Of the 3 major ways to get liquidity, the M&A by strategic acquirer is the most stochastic (See below). Tabular just exited at $2B valuation while allegedly only doing $1M ARR (!)

  • Liquid Markets: IPO if equity (Relatively straightforward if you can hit your public investor KPIs); Token listing if token

  • M&A by Sponsor: Cash flow based (Straightforward if you backsolve by PE requirements)

  • M&A by Strategic: Extremely wide range of outcomes

Tabular reported acquired at $2B valuation while only doing $1M ARR - Why?

We’re going to break down below the categories acquirers look for in a startup M&A target, historical examples, and how you can position yourself here.

M&A for Product Expansion

The most popular reasons for acquisition is to expand the product - which can be broken down into two themes:

  1. Vertical Expansion

  2. Horizontal Expansion

From a business point of view, there is a clear flywheel whether it’s vertical productization or for horizontal expansion of offerings:

Flywheel for Vertical Integration M&A

For vertical stack M&A, controlling more of the infrastructure both improves the robustness of the business moat as well as removes additional layers of middlemen - in other words, cheaper costs leading to margin expansion or more competitive pricing.

An example here is Amazon’s acquisition of Kiva Systems (2012, $775M cash). As Amazon’s ecomm operations grew increasingly complex, they looked to automated warehouse robotics solutions. They landed on acquiring Kiva which was developing exactly this product. By vertically integrating Kiva (vs just being a customer), Amazon integrated Kiva’s products directly into its workflows, did not need to worry about risk of supplier jacking up fees, and reduced costs for end customers.

Flywheel for Horizontal Expansion M&A

For horizontal product M&A, companies can operate creative playbooks for growth. Companies can cross sell the portfolio of products into captive distribution channels of existing audiences - effectively accelerating growth for the cost of adding a new button to the UX.

Back in my banking days, I worked on Morgan Stanley’s acquisition of E-Trade. The logic was simple: MS acquires the brokerage platform which gets boosted volume from wealth management clients having this new product, while wealth management gets new HNW clients who already are on the E-Trade platform.

Zuckerberg in my opinion is one of the most underrated CEOs executing this strategy. Most notably, he identified Instagram & WhatsApp as new trends for messaging & social sharing - and funneled Facebook users towards those apps post M&A to solidify their network effect dominance. While also bundling advertising across all his assets under Meta. Without those two apps, Facebook as a standalone company would have significantly less users and negotiation power amongst advertisers.

Other companies are more explicit about bolt on M&A for financial engineering. Salesforce for example is more akin to private equity through M&A of vertical SaaS solution and creating bundles for their sales teams to push into their B2B distribution networks. Higher EPS growth through acquiring fast growing startups and boosting it with embedded distribution leads to better multiples in the public market. Salesforce even has a whole page dedicated to their long list of acquisitions: Link

M&A for Talent

It goes without saying that as a founder, one of your biggest tasks is to recruit the brightest minds throughout the company.

========================================================================

> _Exercise A_
In the M&A article, how much did Amazon pay for Kiva Systems, and in what year?
> _Exercise B_
Echo the stretch of the M&A article from "Other companies are" through "throughout the company.".
> _Exercise C_
Proceed with the M&A article, picking up right after its final sentence.

> _Record excerpts_
========================================================================

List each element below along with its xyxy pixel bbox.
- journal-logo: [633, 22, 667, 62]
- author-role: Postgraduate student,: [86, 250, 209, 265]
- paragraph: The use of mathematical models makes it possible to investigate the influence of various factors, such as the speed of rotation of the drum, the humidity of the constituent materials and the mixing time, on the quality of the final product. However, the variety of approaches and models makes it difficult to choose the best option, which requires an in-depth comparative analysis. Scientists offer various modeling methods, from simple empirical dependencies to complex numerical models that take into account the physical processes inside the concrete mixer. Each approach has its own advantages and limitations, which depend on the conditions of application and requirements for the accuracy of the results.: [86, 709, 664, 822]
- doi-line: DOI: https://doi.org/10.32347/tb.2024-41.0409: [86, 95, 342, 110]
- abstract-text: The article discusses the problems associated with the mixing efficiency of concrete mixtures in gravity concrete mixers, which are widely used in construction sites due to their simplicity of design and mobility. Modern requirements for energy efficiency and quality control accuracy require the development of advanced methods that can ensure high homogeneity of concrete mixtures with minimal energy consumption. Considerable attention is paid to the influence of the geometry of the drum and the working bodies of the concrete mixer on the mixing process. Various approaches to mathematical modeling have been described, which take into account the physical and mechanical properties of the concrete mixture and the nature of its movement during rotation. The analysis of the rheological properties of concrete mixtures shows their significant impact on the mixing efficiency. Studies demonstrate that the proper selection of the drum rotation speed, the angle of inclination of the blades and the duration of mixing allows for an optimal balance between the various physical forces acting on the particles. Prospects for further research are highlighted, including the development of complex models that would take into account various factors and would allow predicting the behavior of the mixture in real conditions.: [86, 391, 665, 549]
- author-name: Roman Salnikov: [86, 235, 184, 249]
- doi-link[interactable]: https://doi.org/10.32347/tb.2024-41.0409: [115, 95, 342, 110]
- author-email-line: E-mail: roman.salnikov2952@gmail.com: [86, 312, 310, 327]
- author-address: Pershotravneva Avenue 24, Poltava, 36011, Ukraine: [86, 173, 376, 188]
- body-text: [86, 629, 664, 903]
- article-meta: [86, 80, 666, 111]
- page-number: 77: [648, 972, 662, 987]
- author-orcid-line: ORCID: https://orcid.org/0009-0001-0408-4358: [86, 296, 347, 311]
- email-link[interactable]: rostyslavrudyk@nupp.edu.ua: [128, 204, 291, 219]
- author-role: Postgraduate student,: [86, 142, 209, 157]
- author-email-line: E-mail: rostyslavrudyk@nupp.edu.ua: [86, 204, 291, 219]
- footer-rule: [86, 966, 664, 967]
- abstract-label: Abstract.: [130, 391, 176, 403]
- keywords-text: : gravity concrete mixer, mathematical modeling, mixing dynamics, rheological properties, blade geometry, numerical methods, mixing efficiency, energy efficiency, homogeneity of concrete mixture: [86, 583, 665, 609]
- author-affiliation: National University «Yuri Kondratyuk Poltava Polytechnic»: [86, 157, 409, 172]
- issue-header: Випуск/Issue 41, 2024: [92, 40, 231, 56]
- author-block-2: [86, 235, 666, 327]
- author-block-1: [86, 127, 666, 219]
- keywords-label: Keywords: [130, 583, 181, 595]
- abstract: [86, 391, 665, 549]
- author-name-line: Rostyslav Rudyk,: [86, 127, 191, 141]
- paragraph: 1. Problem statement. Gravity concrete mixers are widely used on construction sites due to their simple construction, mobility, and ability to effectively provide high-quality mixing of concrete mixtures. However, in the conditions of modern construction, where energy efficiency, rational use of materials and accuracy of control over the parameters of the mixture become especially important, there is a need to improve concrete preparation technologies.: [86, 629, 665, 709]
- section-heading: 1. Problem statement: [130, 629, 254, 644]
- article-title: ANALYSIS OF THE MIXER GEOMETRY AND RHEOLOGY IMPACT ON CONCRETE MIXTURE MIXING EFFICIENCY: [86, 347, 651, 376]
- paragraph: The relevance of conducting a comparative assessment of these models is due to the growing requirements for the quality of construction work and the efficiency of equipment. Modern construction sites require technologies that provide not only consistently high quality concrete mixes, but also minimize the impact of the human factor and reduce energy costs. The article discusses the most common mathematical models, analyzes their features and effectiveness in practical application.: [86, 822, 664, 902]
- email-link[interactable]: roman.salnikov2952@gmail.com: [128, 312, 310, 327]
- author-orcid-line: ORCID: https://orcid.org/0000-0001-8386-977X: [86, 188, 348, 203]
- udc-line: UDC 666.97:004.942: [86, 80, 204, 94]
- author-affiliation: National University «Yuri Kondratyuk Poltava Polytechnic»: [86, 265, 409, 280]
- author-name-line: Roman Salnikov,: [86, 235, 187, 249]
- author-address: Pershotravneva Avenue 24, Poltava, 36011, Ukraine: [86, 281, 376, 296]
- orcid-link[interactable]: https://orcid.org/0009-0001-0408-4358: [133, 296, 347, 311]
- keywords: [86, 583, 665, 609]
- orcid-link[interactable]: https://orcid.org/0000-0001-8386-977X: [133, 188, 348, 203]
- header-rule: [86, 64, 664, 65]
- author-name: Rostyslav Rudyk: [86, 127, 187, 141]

========================================================================

> _Right answer A_
$775M in cash, in 2012.

> _Right answer B_
Other companies are more explicit about bolt on M&A for financial engineering. Salesforce for example is more akin to private equity through M&A of vertical SaaS solution and creating bundles for their sales teams to push into their B2B distribution networks. Higher EPS growth through acquiring fast growing startups and boosting it with embedded distribution leads to better multiples in the public market. Salesforce even has a whole page dedicated to their long list of acquisitions: Link

M&A for Talent

It goes without saying that as a founder, one of your biggest tasks is to recruit the brightest minds throughout the company.

> _Right answer C_
If your systems and processes are built well, this can be such a huge advantage for you that your pool of talent becomes an edge even in a low moat business.

From a numbers standpoint, employees are the delta between value delivered and salary. This “delta” can come from great systems in place to empower team to become exceptional, or incredible 10x talent that is otherwise rare to recruit for.

Big companies sometimes look to acquire companies just for that talent for several reasons: (1) It takes a long time and recruiting costs to build out a new unit in a company (2) The best talent often is not available for traditional hiring (3) The company can expand this “delta” of value vs salary by increasing the “LTV” of employees through plug and play into larger scaled products.

Great example here is Apple’s acquisition of PA Semis in 2008 when Apple wanted to build out its chip unit. Apple accelerated buildout of this unit through acquisition of PA Semi’s ~150 engineers. After seeing the PA Semi unit shut down, it’s clear Apple wanted primarily the talent rather than the IP or other assets.

M&A for New Geographies

If your product is attacking a specific local market, you know how difficult it is to integrate all the local rails and operational intricacies.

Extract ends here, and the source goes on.